Scan the lines below for "type"; report the number of lines that contain it, and only that.

Records from a collection of figures

■ ■ ■ ■ ■ ■ ■

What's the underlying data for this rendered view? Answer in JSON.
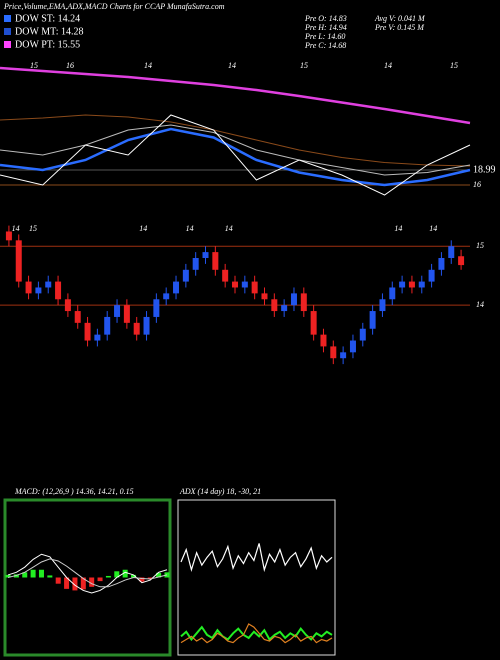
{
  "header": {
    "title": "Price,Volume,EMA,ADX,MACD Charts for CCAP MunafaSutra.com",
    "legend": [
      {
        "label": "DOW ST: 14.24",
        "color": "#2a6cff"
      },
      {
        "label": "DOW MT: 14.28",
        "color": "#1f4fd0"
      },
      {
        "label": "DOW PT: 15.55",
        "color": "#ff44ff"
      }
    ],
    "stats": [
      "Pre  O: 14.83",
      "Pre  H: 14.94",
      "Pre  L: 14.60",
      "Pre  C: 14.68",
      "Avg V: 0.041 M",
      "Pre  V: 0.145 M"
    ]
  },
  "chart_data": [
    {
      "type": "line",
      "x_labels": [
        "15",
        "16",
        "14",
        "14",
        "15",
        "14",
        "15"
      ],
      "categories": [
        null,
        null,
        null,
        null,
        null,
        null,
        null,
        null,
        null,
        null,
        null,
        null
      ],
      "ylim": [
        12,
        41
      ],
      "reference_lines": [
        18.99,
        16
      ],
      "series": [
        {
          "color": "#e040e0",
          "width": 2.5,
          "values": [
            39.4,
            38.8,
            38.2,
            37.6,
            36.8,
            36,
            35,
            33.8,
            32.5,
            31.2,
            29.8,
            28.4
          ]
        },
        {
          "color": "#8a4a1a",
          "width": 1,
          "values": [
            29,
            29.4,
            30,
            29.6,
            28.6,
            27,
            25,
            23,
            21.5,
            20.5,
            20,
            19.8
          ]
        },
        {
          "color": "#bbbbbb",
          "width": 1,
          "values": [
            23,
            22,
            24,
            27,
            28,
            26.5,
            23,
            21,
            19.5,
            18,
            18.5,
            20
          ]
        },
        {
          "color": "#2a6cff",
          "width": 2.5,
          "values": [
            20,
            19,
            21,
            25,
            27.2,
            25.5,
            21,
            18.5,
            17,
            16,
            17,
            19
          ]
        },
        {
          "color": "#ffffff",
          "width": 1,
          "values": [
            18,
            16,
            24,
            22,
            30,
            27,
            17,
            21,
            18,
            14,
            20,
            24
          ]
        }
      ]
    },
    {
      "type": "candlestick",
      "x_labels": [
        "14",
        "15",
        "14",
        "14",
        "14",
        "14",
        "14"
      ],
      "categories": [
        null,
        null,
        null,
        null,
        null,
        null,
        null,
        null,
        null,
        null,
        null,
        null,
        null,
        null,
        null,
        null,
        null,
        null,
        null,
        null,
        null,
        null,
        null,
        null,
        null,
        null,
        null,
        null,
        null,
        null,
        null,
        null,
        null,
        null,
        null,
        null,
        null,
        null,
        null,
        null,
        null,
        null,
        null,
        null,
        null,
        null,
        null
      ],
      "ylim": [
        12.9,
        15.36
      ],
      "yticks": [
        15,
        14
      ],
      "up_color": "#2255ee",
      "down_color": "#ee2222",
      "open": [
        15.25,
        15.1,
        14.4,
        14.2,
        14.3,
        14.4,
        14.1,
        13.9,
        13.7,
        13.4,
        13.5,
        13.8,
        14.0,
        13.7,
        13.5,
        13.8,
        14.1,
        14.2,
        14.4,
        14.6,
        14.8,
        14.9,
        14.6,
        14.4,
        14.3,
        14.4,
        14.2,
        14.1,
        13.9,
        14.0,
        14.2,
        13.9,
        13.5,
        13.3,
        13.1,
        13.2,
        13.4,
        13.6,
        13.9,
        14.1,
        14.3,
        14.4,
        14.3,
        14.4,
        14.6,
        14.8,
        14.83
      ],
      "high": [
        15.35,
        15.2,
        14.5,
        14.4,
        14.5,
        14.5,
        14.2,
        14.0,
        13.8,
        13.6,
        13.9,
        14.1,
        14.1,
        13.8,
        13.9,
        14.2,
        14.3,
        14.5,
        14.7,
        14.9,
        15.0,
        15.0,
        14.7,
        14.5,
        14.5,
        14.5,
        14.3,
        14.2,
        14.1,
        14.3,
        14.3,
        14.0,
        13.6,
        13.4,
        13.3,
        13.5,
        13.7,
        14.0,
        14.2,
        14.4,
        14.5,
        14.5,
        14.5,
        14.7,
        14.9,
        15.1,
        14.94
      ],
      "low": [
        15.0,
        14.3,
        14.1,
        14.1,
        14.2,
        14.0,
        13.8,
        13.6,
        13.3,
        13.3,
        13.4,
        13.7,
        13.6,
        13.4,
        13.4,
        13.7,
        14.0,
        14.1,
        14.3,
        14.5,
        14.7,
        14.5,
        14.3,
        14.2,
        14.2,
        14.1,
        14.0,
        13.8,
        13.8,
        13.9,
        13.8,
        13.4,
        13.2,
        13.0,
        13.0,
        13.1,
        13.3,
        13.5,
        13.8,
        14.0,
        14.2,
        14.2,
        14.2,
        14.3,
        14.5,
        14.7,
        14.6
      ],
      "close": [
        15.1,
        14.4,
        14.2,
        14.3,
        14.4,
        14.1,
        13.9,
        13.7,
        13.4,
        13.5,
        13.8,
        14.0,
        13.7,
        13.5,
        13.8,
        14.1,
        14.2,
        14.4,
        14.6,
        14.8,
        14.9,
        14.6,
        14.4,
        14.3,
        14.4,
        14.2,
        14.1,
        13.9,
        14.0,
        14.2,
        13.9,
        13.5,
        13.3,
        13.1,
        13.2,
        13.4,
        13.6,
        13.9,
        14.1,
        14.3,
        14.4,
        14.3,
        14.4,
        14.6,
        14.8,
        15.0,
        14.68
      ]
    },
    {
      "type": "macd",
      "title": "MACD: (12,26,9 ) 14.36, 14.21, 0.15",
      "categories": [
        null,
        null,
        null,
        null,
        null,
        null,
        null,
        null,
        null,
        null,
        null,
        null,
        null,
        null,
        null,
        null,
        null,
        null,
        null,
        null
      ],
      "ylim": [
        -1.5,
        1.5
      ],
      "series": [
        {
          "color": "#ffffff",
          "values": [
            0.05,
            0.1,
            0.2,
            0.35,
            0.45,
            0.4,
            0.2,
            0,
            -0.15,
            -0.25,
            -0.3,
            -0.25,
            -0.15,
            0,
            0.1,
            0.05,
            -0.1,
            -0.05,
            0.1,
            0.15
          ]
        },
        {
          "color": "#cccccc",
          "values": [
            0,
            0.04,
            0.1,
            0.2,
            0.3,
            0.36,
            0.32,
            0.22,
            0.1,
            -0.02,
            -0.12,
            -0.18,
            -0.18,
            -0.12,
            -0.05,
            0,
            -0.02,
            -0.03,
            0.01,
            0.05
          ]
        }
      ],
      "histogram": [
        0.05,
        0.06,
        0.1,
        0.15,
        0.15,
        0.04,
        -0.12,
        -0.22,
        -0.25,
        -0.23,
        -0.18,
        -0.07,
        0.03,
        0.12,
        0.15,
        0.05,
        -0.08,
        -0.02,
        0.09,
        0.1
      ],
      "up_color": "#22ee22",
      "down_color": "#ee2222"
    },
    {
      "type": "adx",
      "title": "ADX                (14  day) 18, -30,  21",
      "categories": [
        null,
        null,
        null,
        null,
        null,
        null,
        null,
        null,
        null,
        null,
        null,
        null,
        null,
        null,
        null,
        null,
        null,
        null,
        null,
        null,
        null,
        null,
        null,
        null,
        null,
        null,
        null,
        null,
        null,
        null
      ],
      "ylim": [
        0,
        100
      ],
      "series": [
        {
          "color": "#ffffff",
          "values": [
            60,
            68,
            55,
            66,
            58,
            63,
            67,
            57,
            62,
            70,
            56,
            64,
            59,
            66,
            61,
            72,
            55,
            65,
            60,
            68,
            58,
            63,
            66,
            57,
            62,
            69,
            56,
            64,
            60,
            63
          ]
        },
        {
          "color": "#22ee22",
          "values": [
            12,
            15,
            10,
            14,
            18,
            13,
            11,
            16,
            12,
            10,
            14,
            17,
            13,
            11,
            15,
            12,
            16,
            10,
            13,
            15,
            11,
            14,
            12,
            17,
            13,
            10,
            14,
            12,
            15,
            13
          ]
        },
        {
          "color": "#e08020",
          "values": [
            8,
            10,
            12,
            9,
            11,
            8,
            10,
            14,
            12,
            9,
            8,
            11,
            13,
            20,
            18,
            14,
            10,
            9,
            12,
            11,
            8,
            10,
            13,
            9,
            11,
            12,
            8,
            10,
            9,
            11
          ]
        }
      ]
    }
  ]
}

■ ■ ■ ■ ■ ■ ■

> _RESPONSE_
4